### Set task:
Copy out every line exactly, passing over the pictures.

╭─ Information shown

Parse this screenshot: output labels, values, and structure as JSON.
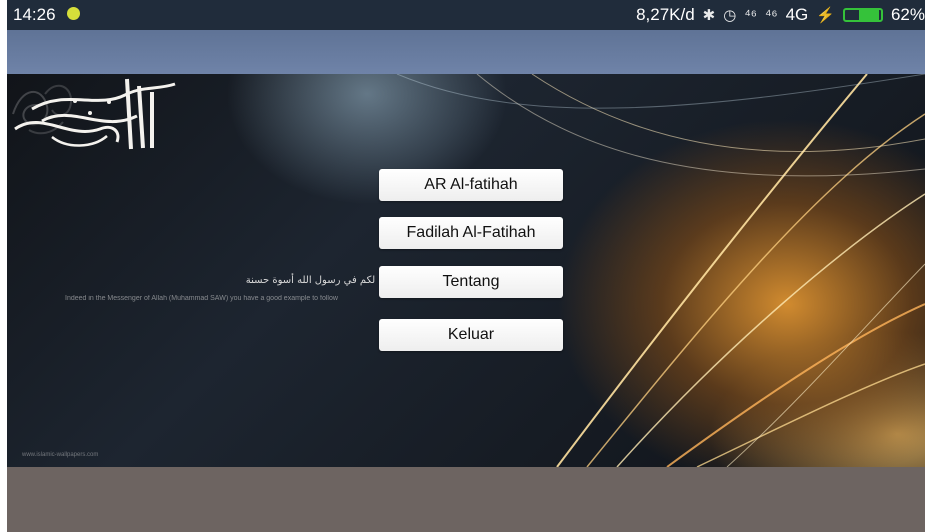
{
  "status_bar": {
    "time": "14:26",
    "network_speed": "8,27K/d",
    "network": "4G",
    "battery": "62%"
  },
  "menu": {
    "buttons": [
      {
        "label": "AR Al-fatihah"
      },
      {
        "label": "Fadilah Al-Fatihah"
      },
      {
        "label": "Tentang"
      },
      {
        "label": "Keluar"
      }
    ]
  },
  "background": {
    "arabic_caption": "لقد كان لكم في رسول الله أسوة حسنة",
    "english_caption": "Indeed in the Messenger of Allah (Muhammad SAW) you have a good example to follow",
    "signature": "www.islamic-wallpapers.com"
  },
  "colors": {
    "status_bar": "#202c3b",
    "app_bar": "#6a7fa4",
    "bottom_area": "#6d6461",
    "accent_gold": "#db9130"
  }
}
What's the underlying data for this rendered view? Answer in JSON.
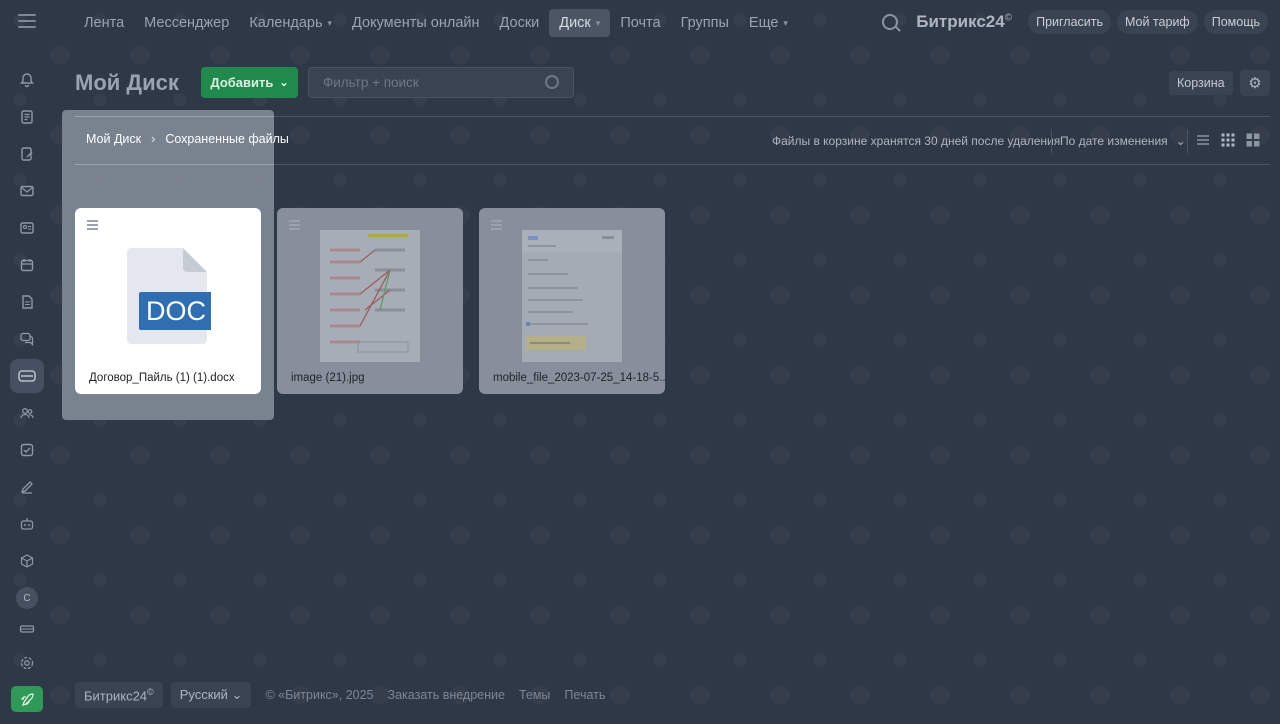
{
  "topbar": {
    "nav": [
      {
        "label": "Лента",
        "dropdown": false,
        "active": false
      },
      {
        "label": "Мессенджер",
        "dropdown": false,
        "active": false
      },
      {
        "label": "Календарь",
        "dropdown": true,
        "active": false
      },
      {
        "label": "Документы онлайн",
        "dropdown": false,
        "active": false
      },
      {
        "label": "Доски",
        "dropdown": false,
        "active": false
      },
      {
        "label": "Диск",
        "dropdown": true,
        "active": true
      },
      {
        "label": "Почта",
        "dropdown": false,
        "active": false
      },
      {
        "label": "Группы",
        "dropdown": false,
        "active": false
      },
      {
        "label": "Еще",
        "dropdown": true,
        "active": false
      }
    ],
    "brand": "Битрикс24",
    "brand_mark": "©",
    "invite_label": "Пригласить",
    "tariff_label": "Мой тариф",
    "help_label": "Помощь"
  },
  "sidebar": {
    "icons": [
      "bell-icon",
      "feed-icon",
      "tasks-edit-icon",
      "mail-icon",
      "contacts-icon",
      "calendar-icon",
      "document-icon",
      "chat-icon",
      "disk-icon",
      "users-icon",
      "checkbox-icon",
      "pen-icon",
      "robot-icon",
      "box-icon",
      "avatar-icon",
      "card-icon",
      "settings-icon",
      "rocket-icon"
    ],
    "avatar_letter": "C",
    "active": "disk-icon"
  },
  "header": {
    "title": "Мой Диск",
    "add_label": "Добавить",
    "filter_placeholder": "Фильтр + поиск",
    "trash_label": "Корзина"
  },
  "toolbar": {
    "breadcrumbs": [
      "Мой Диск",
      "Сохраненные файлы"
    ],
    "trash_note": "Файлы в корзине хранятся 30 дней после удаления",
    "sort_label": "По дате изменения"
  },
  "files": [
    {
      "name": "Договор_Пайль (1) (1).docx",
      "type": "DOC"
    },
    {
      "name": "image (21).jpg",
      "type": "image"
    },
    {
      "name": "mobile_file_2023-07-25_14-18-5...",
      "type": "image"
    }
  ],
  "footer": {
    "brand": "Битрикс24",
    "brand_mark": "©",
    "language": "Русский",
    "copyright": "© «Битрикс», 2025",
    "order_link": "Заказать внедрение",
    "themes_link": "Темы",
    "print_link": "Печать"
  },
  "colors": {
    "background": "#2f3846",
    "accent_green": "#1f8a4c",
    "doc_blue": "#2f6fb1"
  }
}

╰─

### Result:
Parse this screenshot: output labels, values, and structure as JSON.
{
  "status_bar": {
    "time": "14:26",
    "network_speed": "8,27K/d",
    "network": "4G",
    "battery": "62%"
  },
  "menu": {
    "buttons": [
      {
        "label": "AR Al-fatihah"
      },
      {
        "label": "Fadilah Al-Fatihah"
      },
      {
        "label": "Tentang"
      },
      {
        "label": "Keluar"
      }
    ]
  },
  "background": {
    "arabic_caption": "لقد كان لكم في رسول الله أسوة حسنة",
    "english_caption": "Indeed in the Messenger of Allah (Muhammad SAW) you have a good example to follow",
    "signature": "www.islamic-wallpapers.com"
  },
  "colors": {
    "status_bar": "#202c3b",
    "app_bar": "#6a7fa4",
    "bottom_area": "#6d6461",
    "accent_gold": "#db9130"
  }
}
What's the underlying data for this rendered view? Answer in JSON.
{
  "topbar": {
    "nav": [
      {
        "label": "Лента",
        "dropdown": false,
        "active": false
      },
      {
        "label": "Мессенджер",
        "dropdown": false,
        "active": false
      },
      {
        "label": "Календарь",
        "dropdown": true,
        "active": false
      },
      {
        "label": "Документы онлайн",
        "dropdown": false,
        "active": false
      },
      {
        "label": "Доски",
        "dropdown": false,
        "active": false
      },
      {
        "label": "Диск",
        "dropdown": true,
        "active": true
      },
      {
        "label": "Почта",
        "dropdown": false,
        "active": false
      },
      {
        "label": "Группы",
        "dropdown": false,
        "active": false
      },
      {
        "label": "Еще",
        "dropdown": true,
        "active": false
      }
    ],
    "brand": "Битрикс24",
    "brand_mark": "©",
    "invite_label": "Пригласить",
    "tariff_label": "Мой тариф",
    "help_label": "Помощь"
  },
  "sidebar": {
    "icons": [
      "bell-icon",
      "feed-icon",
      "tasks-edit-icon",
      "mail-icon",
      "contacts-icon",
      "calendar-icon",
      "document-icon",
      "chat-icon",
      "disk-icon",
      "users-icon",
      "checkbox-icon",
      "pen-icon",
      "robot-icon",
      "box-icon",
      "avatar-icon",
      "card-icon",
      "settings-icon",
      "rocket-icon"
    ],
    "avatar_letter": "C",
    "active": "disk-icon"
  },
  "header": {
    "title": "Мой Диск",
    "add_label": "Добавить",
    "filter_placeholder": "Фильтр + поиск",
    "trash_label": "Корзина"
  },
  "toolbar": {
    "breadcrumbs": [
      "Мой Диск",
      "Сохраненные файлы"
    ],
    "trash_note": "Файлы в корзине хранятся 30 дней после удаления",
    "sort_label": "По дате изменения"
  },
  "files": [
    {
      "name": "Договор_Пайль (1) (1).docx",
      "type": "DOC"
    },
    {
      "name": "image (21).jpg",
      "type": "image"
    },
    {
      "name": "mobile_file_2023-07-25_14-18-5...",
      "type": "image"
    }
  ],
  "footer": {
    "brand": "Битрикс24",
    "brand_mark": "©",
    "language": "Русский",
    "copyright": "© «Битрикс», 2025",
    "order_link": "Заказать внедрение",
    "themes_link": "Темы",
    "print_link": "Печать"
  },
  "colors": {
    "background": "#2f3846",
    "accent_green": "#1f8a4c",
    "doc_blue": "#2f6fb1"
  }
}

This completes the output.